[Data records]
_ _ _ _

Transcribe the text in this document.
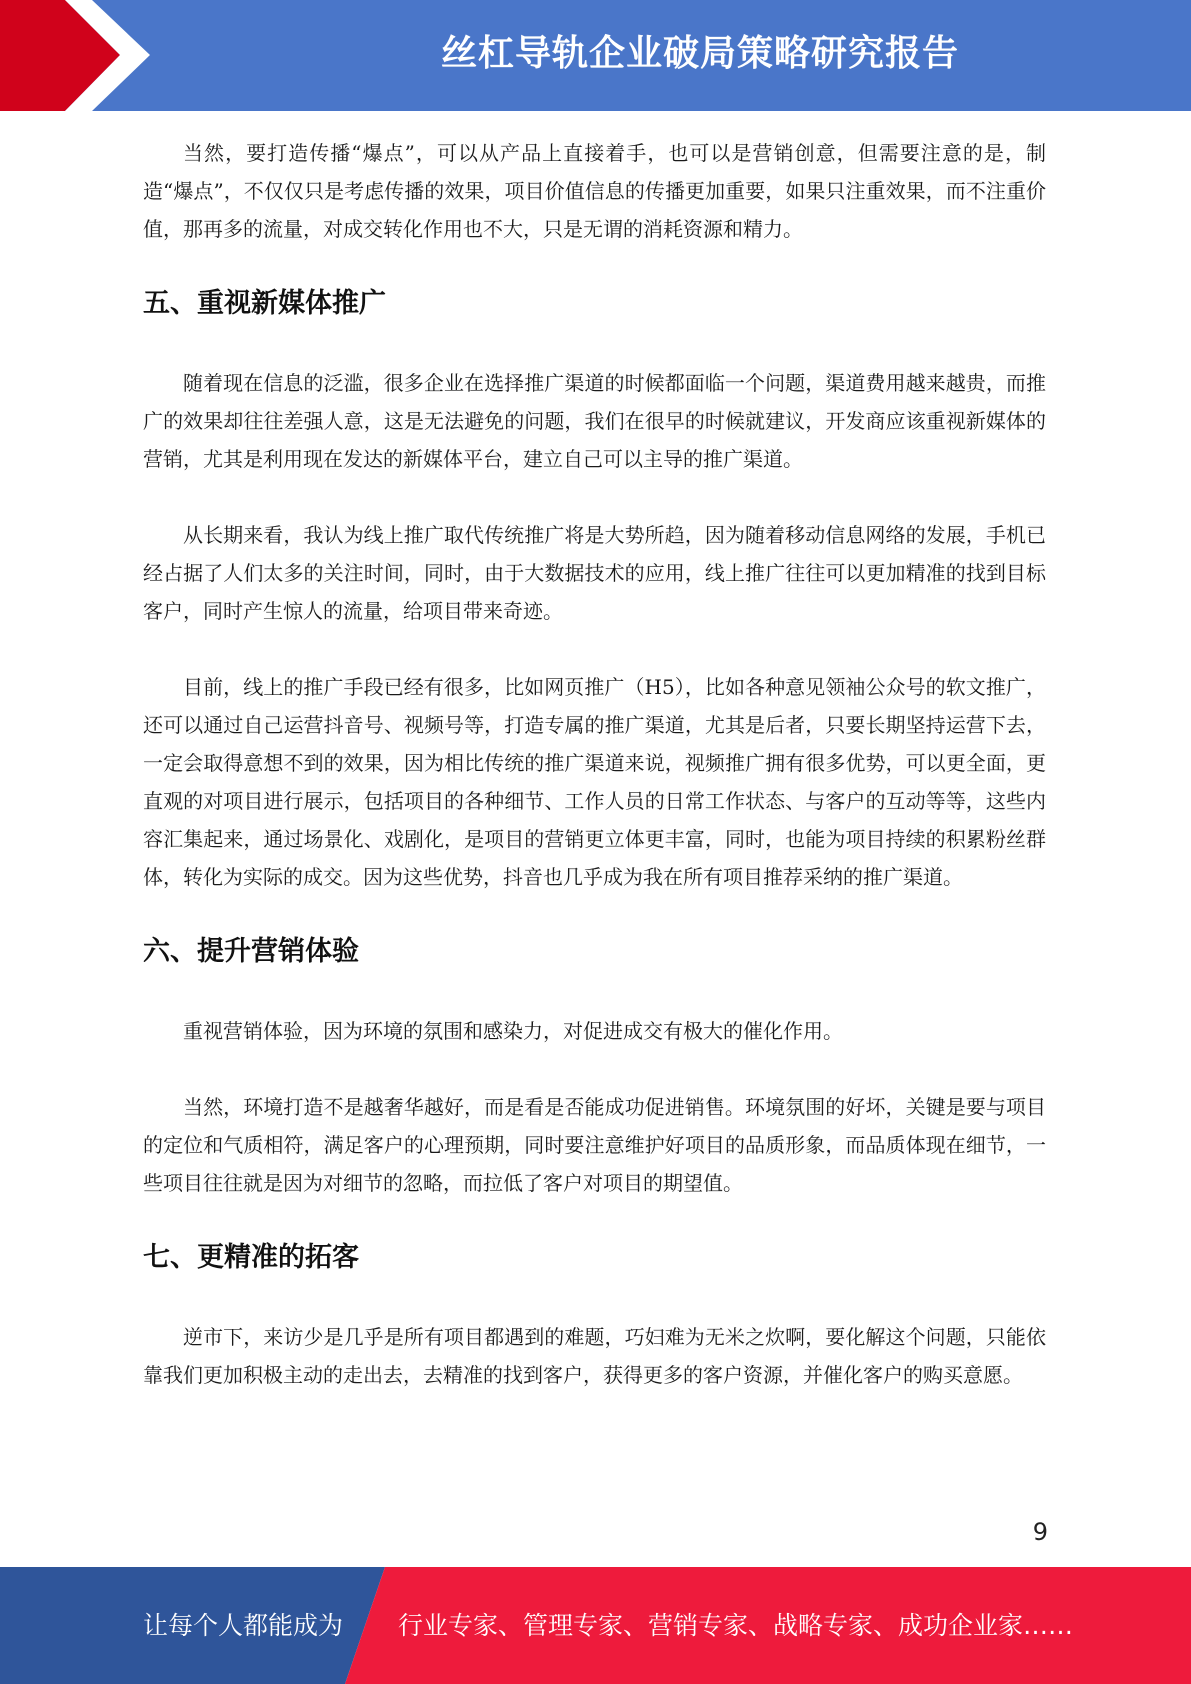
丝杠导轨企业破局策略研究报告

当然，要打造传播“爆点”，可以从产品上直接着手，也可以是营销创意，但需要注意的是，制造“爆点”，不仅仅只是考虑传播的效果，项目价值信息的传播更加重要，如果只注重效果，而不注重价值，那再多的流量，对成交转化作用也不大，只是无谓的消耗资源和精力。

五、重视新媒体推广

随着现在信息的泛滥，很多企业在选择推广渠道的时候都面临一个问题，渠道费用越来越贵，而推广的效果却往往差强人意，这是无法避免的问题，我们在很早的时候就建议，开发商应该重视新媒体的营销，尤其是利用现在发达的新媒体平台，建立自己可以主导的推广渠道。

从长期来看，我认为线上推广取代传统推广将是大势所趋，因为随着移动信息网络的发展，手机已经占据了人们太多的关注时间，同时，由于大数据技术的应用，线上推广往往可以更加精准的找到目标客户，同时产生惊人的流量，给项目带来奇迹。

目前，线上的推广手段已经有很多，比如网页推广（H5），比如各种意见领袖公众号的软文推广，还可以通过自己运营抖音号、视频号等，打造专属的推广渠道，尤其是后者，只要长期坚持运营下去，一定会取得意想不到的效果，因为相比传统的推广渠道来说，视频推广拥有很多优势，可以更全面，更直观的对项目进行展示，包括项目的各种细节、工作人员的日常工作状态、与客户的互动等等，这些内容汇集起来，通过场景化、戏剧化，是项目的营销更立体更丰富，同时，也能为项目持续的积累粉丝群体，转化为实际的成交。因为这些优势，抖音也几乎成为我在所有项目推荐采纳的推广渠道。

六、提升营销体验

重视营销体验，因为环境的氛围和感染力，对促进成交有极大的催化作用。

当然，环境打造不是越奢华越好，而是看是否能成功促进销售。环境氛围的好坏，关键是要与项目的定位和气质相符，满足客户的心理预期，同时要注意维护好项目的品质形象，而品质体现在细节，一些项目往往就是因为对细节的忽略，而拉低了客户对项目的期望值。

七、更精准的拓客

逆市下，来访少是几乎是所有项目都遇到的难题，巧妇难为无米之炊啊，要化解这个问题，只能依靠我们更加积极主动的走出去，去精准的找到客户，获得更多的客户资源，并催化客户的购买意愿。

9
让每个人都能成为 行业专家、管理专家、营销专家、战略专家、成功企业家……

_ _ _ _

### [Task instructions]
Reproduce the entries above exactly. Do not include the images.

### [Final result]
Transcribe the text in this document.
丝杠导轨企业破局策略研究报告

当然，要打造传播“爆点”，可以从产品上直接着手，也可以是营销创意，但需要注意的是，制造“爆点”，不仅仅只是考虑传播的效果，项目价值信息的传播更加重要，如果只注重效果，而不注重价值，那再多的流量，对成交转化作用也不大，只是无谓的消耗资源和精力。

五、重视新媒体推广

随着现在信息的泛滥，很多企业在选择推广渠道的时候都面临一个问题，渠道费用越来越贵，而推广的效果却往往差强人意，这是无法避免的问题，我们在很早的时候就建议，开发商应该重视新媒体的营销，尤其是利用现在发达的新媒体平台，建立自己可以主导的推广渠道。

从长期来看，我认为线上推广取代传统推广将是大势所趋，因为随着移动信息网络的发展，手机已经占据了人们太多的关注时间，同时，由于大数据技术的应用，线上推广往往可以更加精准的找到目标客户，同时产生惊人的流量，给项目带来奇迹。

目前，线上的推广手段已经有很多，比如网页推广（H5），比如各种意见领袖公众号的软文推广，还可以通过自己运营抖音号、视频号等，打造专属的推广渠道，尤其是后者，只要长期坚持运营下去，一定会取得意想不到的效果，因为相比传统的推广渠道来说，视频推广拥有很多优势，可以更全面，更直观的对项目进行展示，包括项目的各种细节、工作人员的日常工作状态、与客户的互动等等，这些内容汇集起来，通过场景化、戏剧化，是项目的营销更立体更丰富，同时，也能为项目持续的积累粉丝群体，转化为实际的成交。因为这些优势，抖音也几乎成为我在所有项目推荐采纳的推广渠道。

六、提升营销体验

重视营销体验，因为环境的氛围和感染力，对促进成交有极大的催化作用。

当然，环境打造不是越奢华越好，而是看是否能成功促进销售。环境氛围的好坏，关键是要与项目的定位和气质相符，满足客户的心理预期，同时要注意维护好项目的品质形象，而品质体现在细节，一些项目往往就是因为对细节的忽略，而拉低了客户对项目的期望值。

七、更精准的拓客

逆市下，来访少是几乎是所有项目都遇到的难题，巧妇难为无米之炊啊，要化解这个问题，只能依靠我们更加积极主动的走出去，去精准的找到客户，获得更多的客户资源，并催化客户的购买意愿。

9
让每个人都能成为 行业专家、管理专家、营销专家、战略专家、成功企业家……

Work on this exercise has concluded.